Count the lines containing "一日为师" in the entries underneath, and state that count without anything else.

_SUPPLIED DATA_:
────────────────
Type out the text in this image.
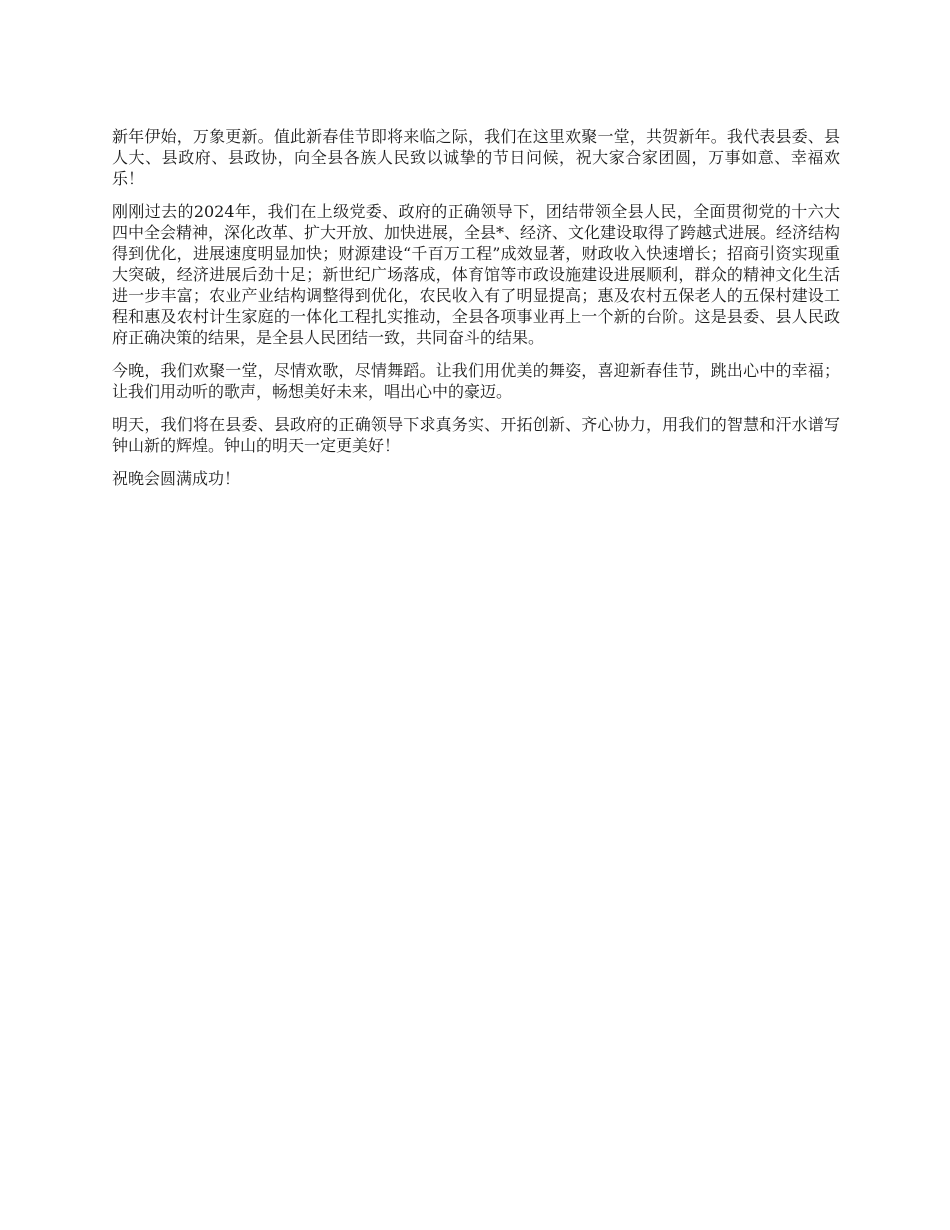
新年伊始，万象更新。值此新春佳节即将来临之际，我们在这里欢聚一堂，共贺新年。我代表县委、县人大、县政府、县政协，向全县各族人民致以诚挚的节日问候，祝大家合家团圆，万事如意、幸福欢乐！

刚刚过去的2024年，我们在上级党委、政府的正确领导下，团结带领全县人民，全面贯彻党的十六大四中全会精神，深化改革、扩大开放、加快进展，全县*、经济、文化建设取得了跨越式进展。经济结构得到优化，进展速度明显加快；财源建设“千百万工程”成效显著，财政收入快速增长；招商引资实现重大突破，经济进展后劲十足；新世纪广场落成，体育馆等市政设施建设进展顺利，群众的精神文化生活进一步丰富；农业产业结构调整得到优化，农民收入有了明显提高；惠及农村五保老人的五保村建设工程和惠及农村计生家庭的一体化工程扎实推动，全县各项事业再上一个新的台阶。这是县委、县人民政府正确决策的结果，是全县人民团结一致，共同奋斗的结果。

今晚，我们欢聚一堂，尽情欢歌，尽情舞蹈。让我们用优美的舞姿，喜迎新春佳节，跳出心中的幸福；让我们用动听的歌声，畅想美好未来，唱出心中的豪迈。

明天，我们将在县委、县政府的正确领导下求真务实、开拓创新、齐心协力，用我们的智慧和汗水谱写钟山新的辉煌。钟山的明天一定更美好！

祝晚会圆满成功！
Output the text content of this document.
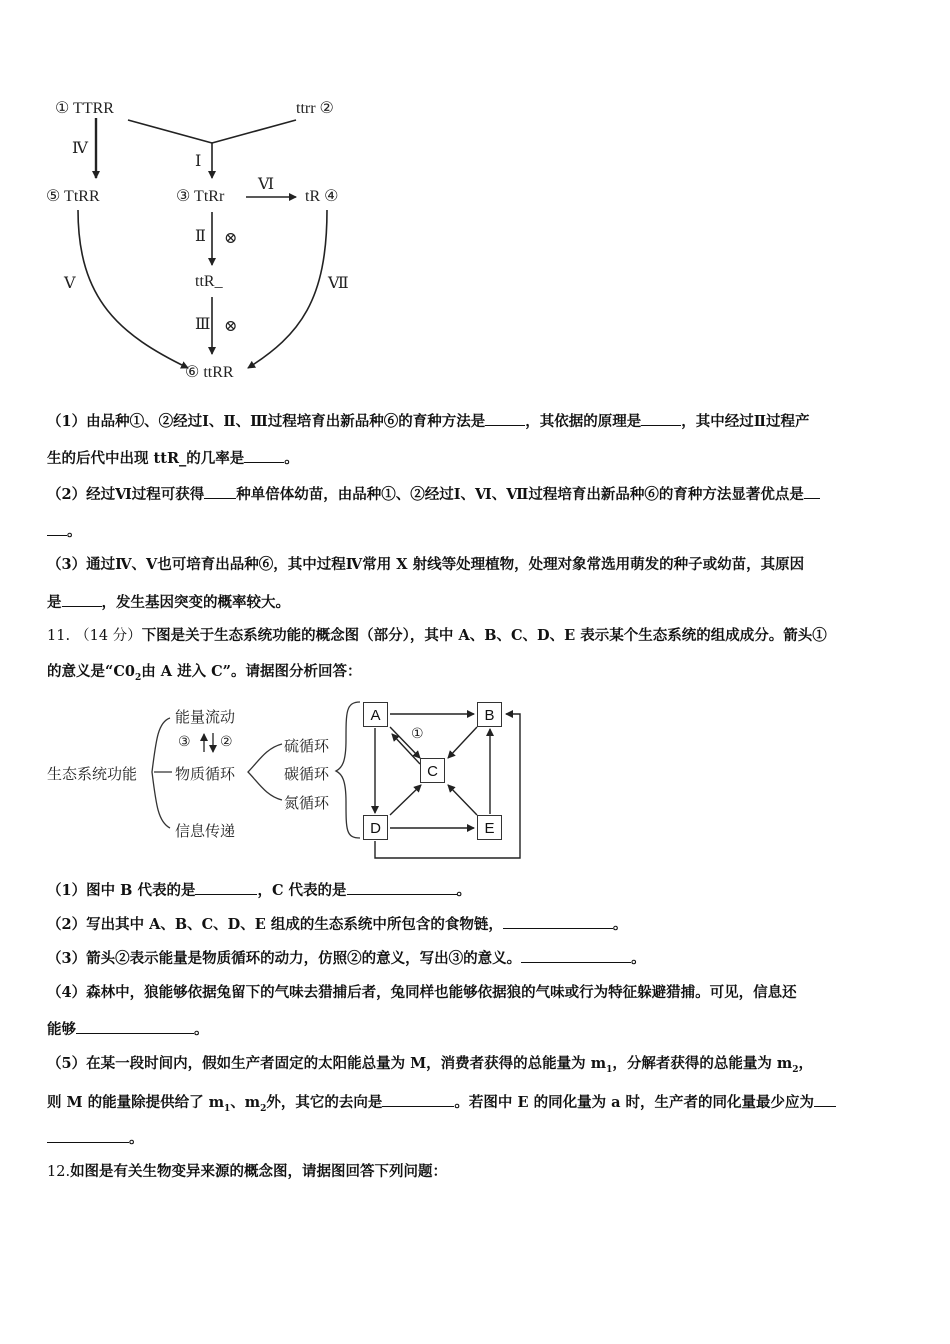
① TTRR	ttrr ②
Ⅳ
Ⅰ
⑤ TtRR	③ TtRr
Ⅵ
tR ④
Ⅱ ⊗
Ⅴ	ttR_	Ⅶ
Ⅲ ⊗
⑥ ttRR
（1）由品种①、②经过Ⅰ、Ⅱ、Ⅲ过程培育出新品种⑥的育种方法是	，其依据的原理是	，其中经过Ⅱ过程产
生的后代中出现 ttR_的几率是	。
（2）经过Ⅵ过程可获得 种单倍体幼苗，由品种①、②经过Ⅰ、Ⅵ、Ⅶ过程培育出新品种⑥的育种方法显著优点是
。
（3）通过Ⅳ、Ⅴ也可培育出品种⑥，其中过程Ⅳ常用 X 射线等处理植物，处理对象常选用萌发的种子或幼苗，其原因
是	，发生基因突变的概率较大。
11. （14 分）下图是关于生态系统功能的概念图（部分），其中 A、B、C、D、E 表示某个生态系统的组成成分。箭头①
的意义是“$C0_2$由 A 进入 C”。请据图分析回答：
生态系统功能
能量流动
③ ②
物质循环
信息传递
硫循环
碳循环
氮循环
A	B
C
D	E
①
（1）图中 B 代表的是	，C 代表的是	。
（2）写出其中 A、B、C、D、E 组成的生态系统中所包含的食物链，	。
（3）箭头②表示能量是物质循环的动力，仿照②的意义，写出③的意义。	。
（4）森林中，狼能够依据兔留下的气味去猎捕后者，兔同样也能够依据狼的气味或行为特征躲避猎捕。可见，信息还
能够	。
（5）在某一段时间内，假如生产者固定的太阳能总量为 M，消费者获得的总能量为 $m_1$，分解者获得的总能量为 $m_2$，
则 M 的能量除提供给了 $m_1$、$m_2$外，其它的去向是	。若图中 E 的同化量为 a 时，生产者的同化量最少应为
。
12.如图是有关生物变异来源的概念图，请据图回答下列问题：
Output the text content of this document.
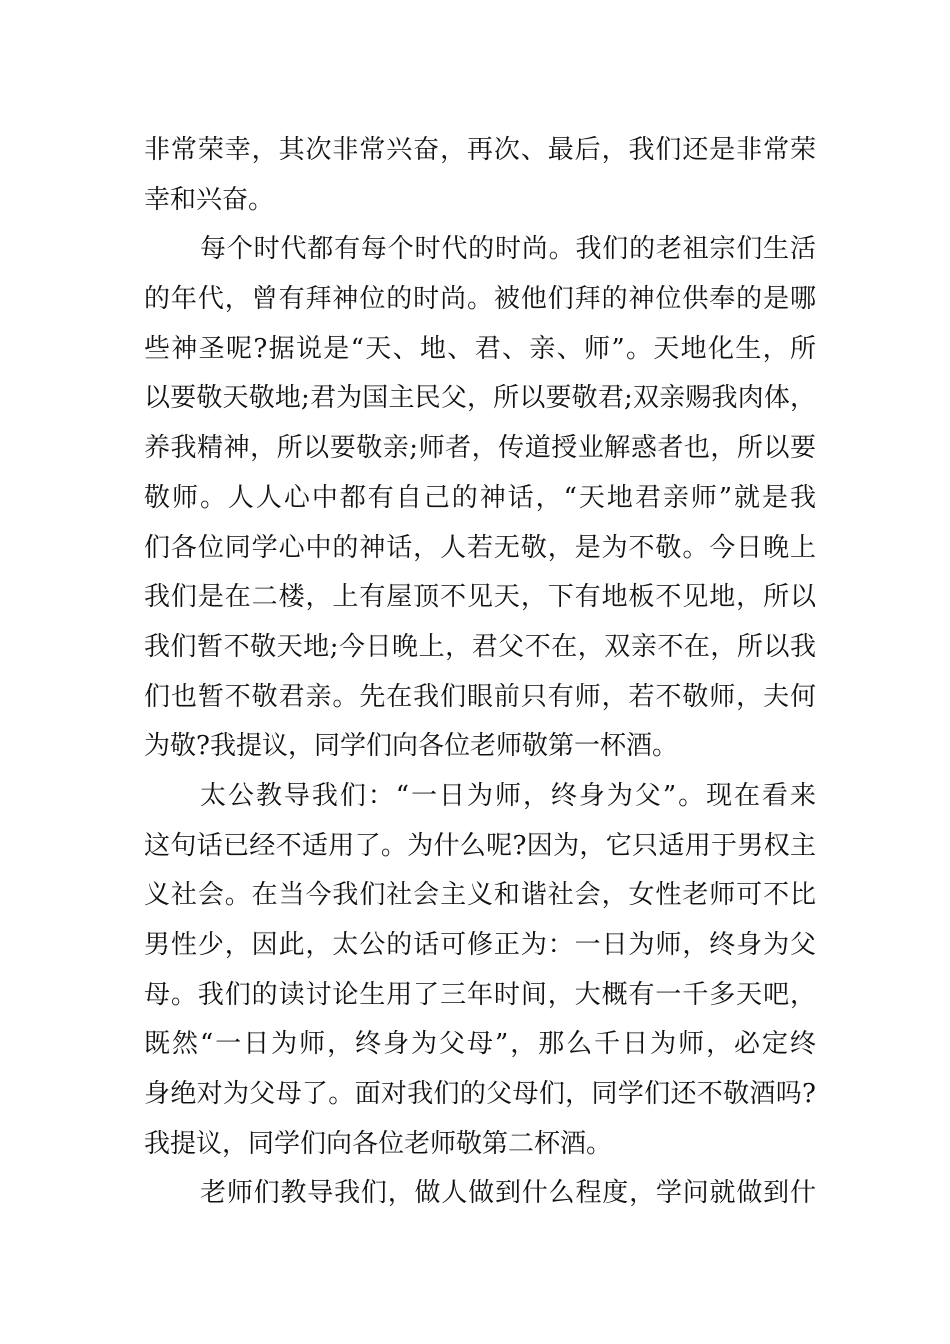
非常荣幸，其次非常兴奋，再次、最后，我们还是非常荣
幸和兴奋。

每个时代都有每个时代的时尚。我们的老祖宗们生活
的年代，曾有拜神位的时尚。被他们拜的神位供奉的是哪
些神圣呢?据说是“天、地、君、亲、师”。天地化生，所
以要敬天敬地;君为国主民父，所以要敬君;双亲赐我肉体，
养我精神，所以要敬亲;师者，传道授业解惑者也，所以要
敬师。人人心中都有自己的神话，“天地君亲师”就是我
们各位同学心中的神话，人若无敬，是为不敬。今日晚上
我们是在二楼，上有屋顶不见天，下有地板不见地，所以
我们暂不敬天地;今日晚上，君父不在，双亲不在，所以我
们也暂不敬君亲。先在我们眼前只有师，若不敬师，夫何
为敬?我提议，同学们向各位老师敬第一杯酒。

太公教导我们：“一日为师，终身为父”。现在看来
这句话已经不适用了。为什么呢?因为，它只适用于男权主
义社会。在当今我们社会主义和谐社会，女性老师可不比
男性少，因此，太公的话可修正为：一日为师，终身为父
母。我们的读讨论生用了三年时间，大概有一千多天吧，
既然“一日为师，终身为父母”，那么千日为师，必定终
身绝对为父母了。面对我们的父母们，同学们还不敬酒吗?
我提议，同学们向各位老师敬第二杯酒。

老师们教导我们，做人做到什么程度，学问就做到什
────────────────
_SOLUTION TO THIS EXERCISE_:
3